▼

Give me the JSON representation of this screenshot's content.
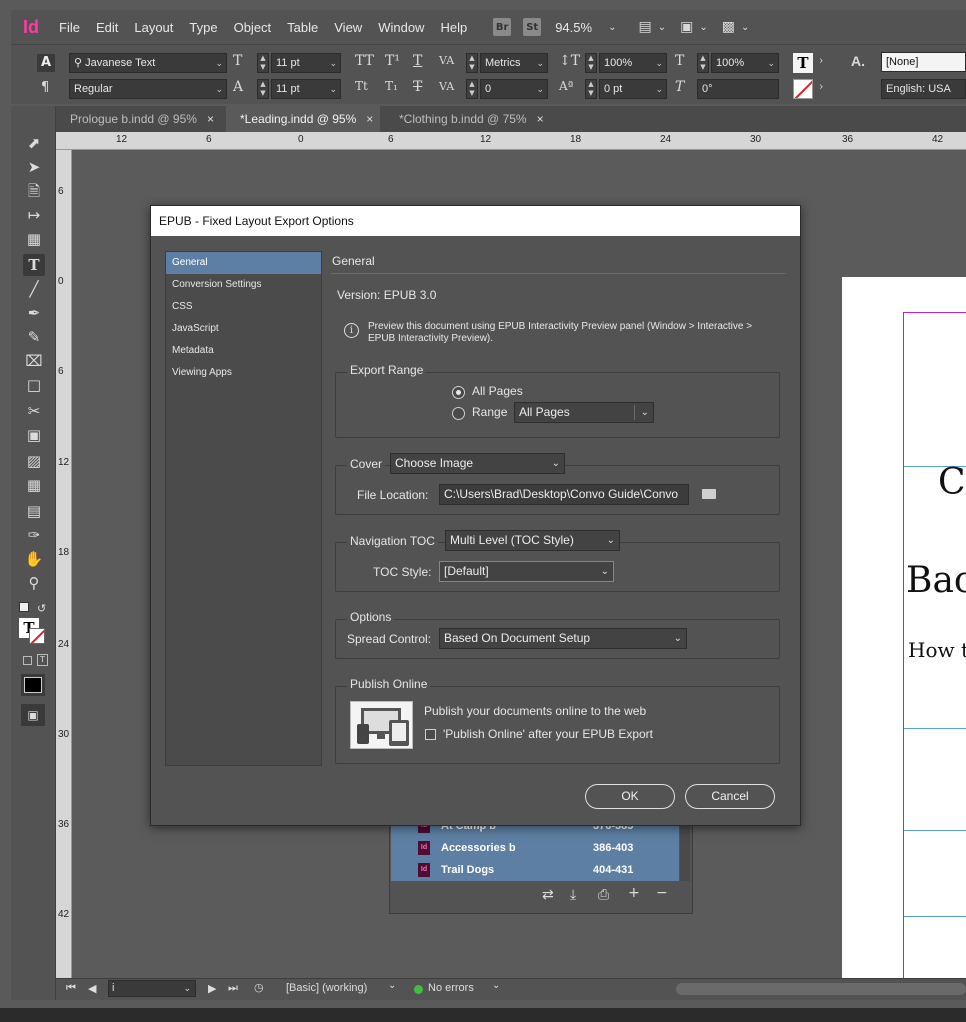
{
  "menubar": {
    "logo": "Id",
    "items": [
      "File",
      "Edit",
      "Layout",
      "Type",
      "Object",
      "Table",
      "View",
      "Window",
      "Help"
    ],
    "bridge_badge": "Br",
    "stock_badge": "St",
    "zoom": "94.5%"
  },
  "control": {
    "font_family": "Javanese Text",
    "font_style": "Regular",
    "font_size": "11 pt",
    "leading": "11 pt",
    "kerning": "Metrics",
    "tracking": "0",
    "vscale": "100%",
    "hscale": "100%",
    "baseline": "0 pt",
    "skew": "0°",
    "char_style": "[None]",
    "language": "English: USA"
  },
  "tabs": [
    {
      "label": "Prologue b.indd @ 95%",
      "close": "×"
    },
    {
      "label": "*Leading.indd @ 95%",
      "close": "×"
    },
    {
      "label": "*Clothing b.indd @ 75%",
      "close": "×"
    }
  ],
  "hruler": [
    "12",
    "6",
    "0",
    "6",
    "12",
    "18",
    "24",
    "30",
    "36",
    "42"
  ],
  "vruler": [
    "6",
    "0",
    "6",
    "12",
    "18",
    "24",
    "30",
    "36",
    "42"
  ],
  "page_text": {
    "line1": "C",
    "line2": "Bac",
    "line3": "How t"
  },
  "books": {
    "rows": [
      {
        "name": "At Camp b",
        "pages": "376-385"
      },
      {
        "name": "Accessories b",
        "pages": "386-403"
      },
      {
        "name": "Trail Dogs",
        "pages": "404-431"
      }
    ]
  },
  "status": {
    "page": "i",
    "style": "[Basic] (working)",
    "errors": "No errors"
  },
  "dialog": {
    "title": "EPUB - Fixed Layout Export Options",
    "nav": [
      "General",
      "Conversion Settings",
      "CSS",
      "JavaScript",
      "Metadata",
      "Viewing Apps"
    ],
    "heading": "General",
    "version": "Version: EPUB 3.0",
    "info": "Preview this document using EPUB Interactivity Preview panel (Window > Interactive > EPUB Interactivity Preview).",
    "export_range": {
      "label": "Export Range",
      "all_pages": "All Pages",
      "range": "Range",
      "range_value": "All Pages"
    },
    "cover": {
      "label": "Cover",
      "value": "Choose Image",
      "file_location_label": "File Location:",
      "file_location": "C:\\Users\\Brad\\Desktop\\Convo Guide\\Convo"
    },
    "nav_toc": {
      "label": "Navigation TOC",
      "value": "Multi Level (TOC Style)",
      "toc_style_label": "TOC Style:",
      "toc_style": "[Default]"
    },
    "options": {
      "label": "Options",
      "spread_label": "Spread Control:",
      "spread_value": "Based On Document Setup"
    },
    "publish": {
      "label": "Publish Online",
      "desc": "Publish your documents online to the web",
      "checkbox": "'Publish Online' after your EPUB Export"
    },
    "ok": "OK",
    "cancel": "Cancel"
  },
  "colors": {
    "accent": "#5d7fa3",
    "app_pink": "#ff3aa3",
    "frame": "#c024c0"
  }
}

▲
▼

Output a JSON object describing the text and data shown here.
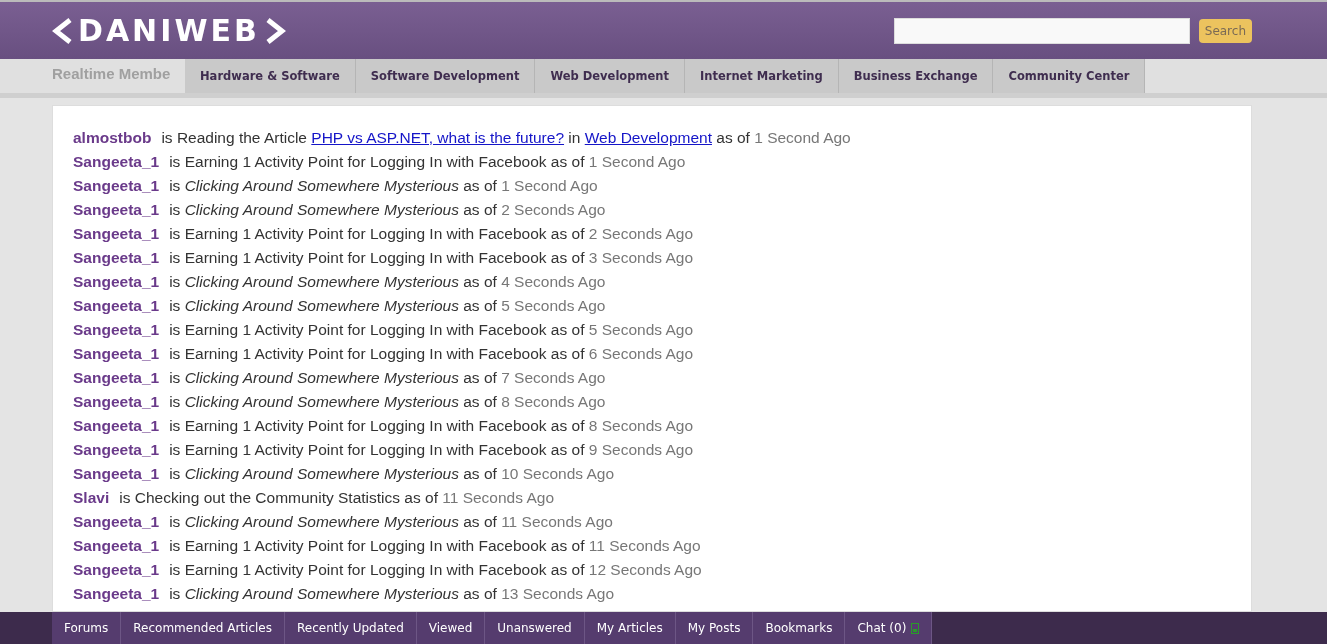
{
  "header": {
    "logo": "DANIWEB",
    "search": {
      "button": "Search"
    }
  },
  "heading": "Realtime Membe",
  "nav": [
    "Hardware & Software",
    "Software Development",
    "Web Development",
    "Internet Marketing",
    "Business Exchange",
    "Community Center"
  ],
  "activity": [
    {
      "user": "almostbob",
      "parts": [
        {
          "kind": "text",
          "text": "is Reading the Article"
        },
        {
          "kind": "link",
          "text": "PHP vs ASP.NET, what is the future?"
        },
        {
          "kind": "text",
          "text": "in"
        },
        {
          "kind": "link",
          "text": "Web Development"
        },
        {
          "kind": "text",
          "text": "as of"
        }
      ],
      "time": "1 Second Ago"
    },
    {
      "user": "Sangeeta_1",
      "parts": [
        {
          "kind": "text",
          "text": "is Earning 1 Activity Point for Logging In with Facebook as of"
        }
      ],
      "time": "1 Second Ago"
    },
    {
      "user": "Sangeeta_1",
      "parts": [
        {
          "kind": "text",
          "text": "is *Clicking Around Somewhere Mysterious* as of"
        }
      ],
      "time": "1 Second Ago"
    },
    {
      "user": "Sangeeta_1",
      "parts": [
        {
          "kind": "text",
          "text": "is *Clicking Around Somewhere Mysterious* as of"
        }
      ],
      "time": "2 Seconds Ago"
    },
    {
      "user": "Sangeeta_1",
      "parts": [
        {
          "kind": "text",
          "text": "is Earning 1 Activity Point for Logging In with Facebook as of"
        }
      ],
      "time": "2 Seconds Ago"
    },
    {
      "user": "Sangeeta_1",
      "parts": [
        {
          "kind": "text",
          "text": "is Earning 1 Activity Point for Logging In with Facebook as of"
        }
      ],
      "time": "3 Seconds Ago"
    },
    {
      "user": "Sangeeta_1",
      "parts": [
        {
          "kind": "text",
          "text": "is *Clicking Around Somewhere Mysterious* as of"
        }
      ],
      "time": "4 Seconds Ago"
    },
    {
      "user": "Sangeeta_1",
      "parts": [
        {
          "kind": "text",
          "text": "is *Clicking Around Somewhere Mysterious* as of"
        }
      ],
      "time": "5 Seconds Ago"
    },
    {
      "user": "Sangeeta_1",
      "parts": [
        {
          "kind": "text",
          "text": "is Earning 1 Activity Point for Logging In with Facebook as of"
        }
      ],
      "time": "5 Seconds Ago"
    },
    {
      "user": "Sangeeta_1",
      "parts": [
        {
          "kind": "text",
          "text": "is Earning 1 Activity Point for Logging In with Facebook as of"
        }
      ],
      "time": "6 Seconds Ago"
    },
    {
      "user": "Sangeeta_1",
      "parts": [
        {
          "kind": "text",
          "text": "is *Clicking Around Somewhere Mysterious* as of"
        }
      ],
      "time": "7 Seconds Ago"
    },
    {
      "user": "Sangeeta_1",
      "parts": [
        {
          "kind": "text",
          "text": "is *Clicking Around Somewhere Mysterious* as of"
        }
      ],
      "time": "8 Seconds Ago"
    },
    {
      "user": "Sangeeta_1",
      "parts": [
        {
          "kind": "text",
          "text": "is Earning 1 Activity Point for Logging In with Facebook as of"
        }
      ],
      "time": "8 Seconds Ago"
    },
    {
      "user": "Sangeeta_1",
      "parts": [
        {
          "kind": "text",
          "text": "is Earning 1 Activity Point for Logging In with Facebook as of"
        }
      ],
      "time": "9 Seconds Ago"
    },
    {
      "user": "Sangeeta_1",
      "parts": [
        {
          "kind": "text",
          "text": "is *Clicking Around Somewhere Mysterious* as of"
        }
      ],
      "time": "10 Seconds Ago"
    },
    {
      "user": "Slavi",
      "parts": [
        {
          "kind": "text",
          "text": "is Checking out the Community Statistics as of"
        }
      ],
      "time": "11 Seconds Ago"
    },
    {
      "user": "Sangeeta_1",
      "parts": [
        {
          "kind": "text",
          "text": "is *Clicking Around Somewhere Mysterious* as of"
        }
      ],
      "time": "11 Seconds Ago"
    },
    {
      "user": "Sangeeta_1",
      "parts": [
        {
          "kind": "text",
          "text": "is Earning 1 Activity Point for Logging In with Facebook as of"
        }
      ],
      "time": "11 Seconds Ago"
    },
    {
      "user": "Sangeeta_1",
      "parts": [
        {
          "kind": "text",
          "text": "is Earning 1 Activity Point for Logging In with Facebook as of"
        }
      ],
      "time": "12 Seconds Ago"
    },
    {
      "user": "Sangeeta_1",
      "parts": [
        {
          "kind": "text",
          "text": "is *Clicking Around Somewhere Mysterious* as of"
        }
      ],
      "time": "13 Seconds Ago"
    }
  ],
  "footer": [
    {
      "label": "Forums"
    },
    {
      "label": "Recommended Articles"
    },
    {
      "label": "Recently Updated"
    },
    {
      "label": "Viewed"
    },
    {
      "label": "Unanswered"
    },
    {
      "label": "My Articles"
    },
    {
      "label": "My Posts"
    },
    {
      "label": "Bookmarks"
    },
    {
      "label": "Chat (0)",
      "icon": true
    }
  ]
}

▲

**WHAT IS EXPECTED**
Some lines of the records may hold the word "heading". How many do? Answer with a number and nothing else.

**WRITTEN SOLUTION**
2